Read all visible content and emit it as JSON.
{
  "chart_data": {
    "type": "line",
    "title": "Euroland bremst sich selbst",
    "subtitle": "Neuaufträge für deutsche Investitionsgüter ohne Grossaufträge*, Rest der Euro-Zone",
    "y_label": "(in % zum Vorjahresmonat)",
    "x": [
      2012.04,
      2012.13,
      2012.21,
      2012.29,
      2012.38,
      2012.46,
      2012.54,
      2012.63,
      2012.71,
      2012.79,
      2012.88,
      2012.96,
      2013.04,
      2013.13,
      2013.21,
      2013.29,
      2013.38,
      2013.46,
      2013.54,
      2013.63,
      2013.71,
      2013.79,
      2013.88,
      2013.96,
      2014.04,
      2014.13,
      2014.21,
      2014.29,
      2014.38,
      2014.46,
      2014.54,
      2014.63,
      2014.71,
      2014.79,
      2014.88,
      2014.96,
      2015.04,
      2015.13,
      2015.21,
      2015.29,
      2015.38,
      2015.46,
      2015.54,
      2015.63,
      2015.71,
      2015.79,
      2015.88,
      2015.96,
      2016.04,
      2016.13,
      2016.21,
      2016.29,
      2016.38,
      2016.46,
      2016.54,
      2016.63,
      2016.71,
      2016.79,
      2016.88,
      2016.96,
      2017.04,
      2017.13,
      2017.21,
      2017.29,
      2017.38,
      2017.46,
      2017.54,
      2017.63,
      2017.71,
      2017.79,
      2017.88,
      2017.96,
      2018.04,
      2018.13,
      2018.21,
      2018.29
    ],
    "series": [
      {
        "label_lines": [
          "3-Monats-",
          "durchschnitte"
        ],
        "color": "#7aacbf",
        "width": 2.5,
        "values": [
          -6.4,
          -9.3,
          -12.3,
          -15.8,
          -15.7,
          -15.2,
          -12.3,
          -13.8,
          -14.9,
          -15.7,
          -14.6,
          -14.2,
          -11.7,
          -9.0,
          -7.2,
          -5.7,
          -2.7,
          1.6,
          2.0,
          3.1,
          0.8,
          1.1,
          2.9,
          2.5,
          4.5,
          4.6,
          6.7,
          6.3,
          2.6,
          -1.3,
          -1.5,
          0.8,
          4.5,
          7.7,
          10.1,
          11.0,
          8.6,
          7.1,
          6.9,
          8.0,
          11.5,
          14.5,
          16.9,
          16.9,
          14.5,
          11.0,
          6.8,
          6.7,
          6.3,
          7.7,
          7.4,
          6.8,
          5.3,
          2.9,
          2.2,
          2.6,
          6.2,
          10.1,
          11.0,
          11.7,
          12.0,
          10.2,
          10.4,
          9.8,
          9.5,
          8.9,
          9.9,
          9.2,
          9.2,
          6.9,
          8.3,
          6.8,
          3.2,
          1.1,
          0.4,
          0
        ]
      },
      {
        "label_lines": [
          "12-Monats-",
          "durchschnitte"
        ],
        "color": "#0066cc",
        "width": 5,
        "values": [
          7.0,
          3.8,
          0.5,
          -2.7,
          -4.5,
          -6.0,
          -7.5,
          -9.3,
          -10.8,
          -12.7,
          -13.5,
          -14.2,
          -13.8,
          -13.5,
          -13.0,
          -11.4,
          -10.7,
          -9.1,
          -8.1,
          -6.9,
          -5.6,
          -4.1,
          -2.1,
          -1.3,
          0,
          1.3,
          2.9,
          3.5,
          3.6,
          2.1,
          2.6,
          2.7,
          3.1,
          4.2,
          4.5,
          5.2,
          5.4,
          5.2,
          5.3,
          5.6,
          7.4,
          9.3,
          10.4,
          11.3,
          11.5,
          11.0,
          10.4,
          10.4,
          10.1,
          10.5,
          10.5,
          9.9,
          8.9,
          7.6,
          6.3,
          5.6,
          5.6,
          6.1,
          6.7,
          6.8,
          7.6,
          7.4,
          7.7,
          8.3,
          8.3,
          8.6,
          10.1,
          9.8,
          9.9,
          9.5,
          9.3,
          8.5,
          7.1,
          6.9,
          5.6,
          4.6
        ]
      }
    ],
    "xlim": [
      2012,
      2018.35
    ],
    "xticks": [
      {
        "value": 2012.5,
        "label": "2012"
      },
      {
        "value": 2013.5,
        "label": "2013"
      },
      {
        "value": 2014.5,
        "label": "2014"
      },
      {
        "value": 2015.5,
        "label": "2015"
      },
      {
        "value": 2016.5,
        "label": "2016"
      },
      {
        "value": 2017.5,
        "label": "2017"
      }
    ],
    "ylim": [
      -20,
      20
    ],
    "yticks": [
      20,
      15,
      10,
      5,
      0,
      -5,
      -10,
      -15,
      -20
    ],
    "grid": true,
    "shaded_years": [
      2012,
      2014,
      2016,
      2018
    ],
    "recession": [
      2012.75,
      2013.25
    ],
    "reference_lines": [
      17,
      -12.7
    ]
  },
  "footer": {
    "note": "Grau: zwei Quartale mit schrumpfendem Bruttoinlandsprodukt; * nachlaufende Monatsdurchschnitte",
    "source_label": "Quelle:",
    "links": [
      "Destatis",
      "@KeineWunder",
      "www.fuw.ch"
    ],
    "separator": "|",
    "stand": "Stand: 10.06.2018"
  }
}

Task statement: Reproduce each entry exactly, leaving out nothing.

Solution to this exercise:
Read all visible content and emit it as JSON.
{
  "chart_data": {
    "type": "line",
    "title": "Euroland bremst sich selbst",
    "subtitle": "Neuaufträge für deutsche Investitionsgüter ohne Grossaufträge*, Rest der Euro-Zone",
    "y_label": "(in % zum Vorjahresmonat)",
    "x": [
      2012.04,
      2012.13,
      2012.21,
      2012.29,
      2012.38,
      2012.46,
      2012.54,
      2012.63,
      2012.71,
      2012.79,
      2012.88,
      2012.96,
      2013.04,
      2013.13,
      2013.21,
      2013.29,
      2013.38,
      2013.46,
      2013.54,
      2013.63,
      2013.71,
      2013.79,
      2013.88,
      2013.96,
      2014.04,
      2014.13,
      2014.21,
      2014.29,
      2014.38,
      2014.46,
      2014.54,
      2014.63,
      2014.71,
      2014.79,
      2014.88,
      2014.96,
      2015.04,
      2015.13,
      2015.21,
      2015.29,
      2015.38,
      2015.46,
      2015.54,
      2015.63,
      2015.71,
      2015.79,
      2015.88,
      2015.96,
      2016.04,
      2016.13,
      2016.21,
      2016.29,
      2016.38,
      2016.46,
      2016.54,
      2016.63,
      2016.71,
      2016.79,
      2016.88,
      2016.96,
      2017.04,
      2017.13,
      2017.21,
      2017.29,
      2017.38,
      2017.46,
      2017.54,
      2017.63,
      2017.71,
      2017.79,
      2017.88,
      2017.96,
      2018.04,
      2018.13,
      2018.21,
      2018.29
    ],
    "series": [
      {
        "label_lines": [
          "3-Monats-",
          "durchschnitte"
        ],
        "color": "#7aacbf",
        "width": 2.5,
        "values": [
          -6.4,
          -9.3,
          -12.3,
          -15.8,
          -15.7,
          -15.2,
          -12.3,
          -13.8,
          -14.9,
          -15.7,
          -14.6,
          -14.2,
          -11.7,
          -9.0,
          -7.2,
          -5.7,
          -2.7,
          1.6,
          2.0,
          3.1,
          0.8,
          1.1,
          2.9,
          2.5,
          4.5,
          4.6,
          6.7,
          6.3,
          2.6,
          -1.3,
          -1.5,
          0.8,
          4.5,
          7.7,
          10.1,
          11.0,
          8.6,
          7.1,
          6.9,
          8.0,
          11.5,
          14.5,
          16.9,
          16.9,
          14.5,
          11.0,
          6.8,
          6.7,
          6.3,
          7.7,
          7.4,
          6.8,
          5.3,
          2.9,
          2.2,
          2.6,
          6.2,
          10.1,
          11.0,
          11.7,
          12.0,
          10.2,
          10.4,
          9.8,
          9.5,
          8.9,
          9.9,
          9.2,
          9.2,
          6.9,
          8.3,
          6.8,
          3.2,
          1.1,
          0.4,
          0
        ]
      },
      {
        "label_lines": [
          "12-Monats-",
          "durchschnitte"
        ],
        "color": "#0066cc",
        "width": 5,
        "values": [
          7.0,
          3.8,
          0.5,
          -2.7,
          -4.5,
          -6.0,
          -7.5,
          -9.3,
          -10.8,
          -12.7,
          -13.5,
          -14.2,
          -13.8,
          -13.5,
          -13.0,
          -11.4,
          -10.7,
          -9.1,
          -8.1,
          -6.9,
          -5.6,
          -4.1,
          -2.1,
          -1.3,
          0,
          1.3,
          2.9,
          3.5,
          3.6,
          2.1,
          2.6,
          2.7,
          3.1,
          4.2,
          4.5,
          5.2,
          5.4,
          5.2,
          5.3,
          5.6,
          7.4,
          9.3,
          10.4,
          11.3,
          11.5,
          11.0,
          10.4,
          10.4,
          10.1,
          10.5,
          10.5,
          9.9,
          8.9,
          7.6,
          6.3,
          5.6,
          5.6,
          6.1,
          6.7,
          6.8,
          7.6,
          7.4,
          7.7,
          8.3,
          8.3,
          8.6,
          10.1,
          9.8,
          9.9,
          9.5,
          9.3,
          8.5,
          7.1,
          6.9,
          5.6,
          4.6
        ]
      }
    ],
    "xlim": [
      2012,
      2018.35
    ],
    "xticks": [
      {
        "value": 2012.5,
        "label": "2012"
      },
      {
        "value": 2013.5,
        "label": "2013"
      },
      {
        "value": 2014.5,
        "label": "2014"
      },
      {
        "value": 2015.5,
        "label": "2015"
      },
      {
        "value": 2016.5,
        "label": "2016"
      },
      {
        "value": 2017.5,
        "label": "2017"
      }
    ],
    "ylim": [
      -20,
      20
    ],
    "yticks": [
      20,
      15,
      10,
      5,
      0,
      -5,
      -10,
      -15,
      -20
    ],
    "grid": true,
    "shaded_years": [
      2012,
      2014,
      2016,
      2018
    ],
    "recession": [
      2012.75,
      2013.25
    ],
    "reference_lines": [
      17,
      -12.7
    ]
  },
  "footer": {
    "note": "Grau: zwei Quartale mit schrumpfendem Bruttoinlandsprodukt; * nachlaufende Monatsdurchschnitte",
    "source_label": "Quelle:",
    "links": [
      "Destatis",
      "@KeineWunder",
      "www.fuw.ch"
    ],
    "separator": "|",
    "stand": "Stand: 10.06.2018"
  }
}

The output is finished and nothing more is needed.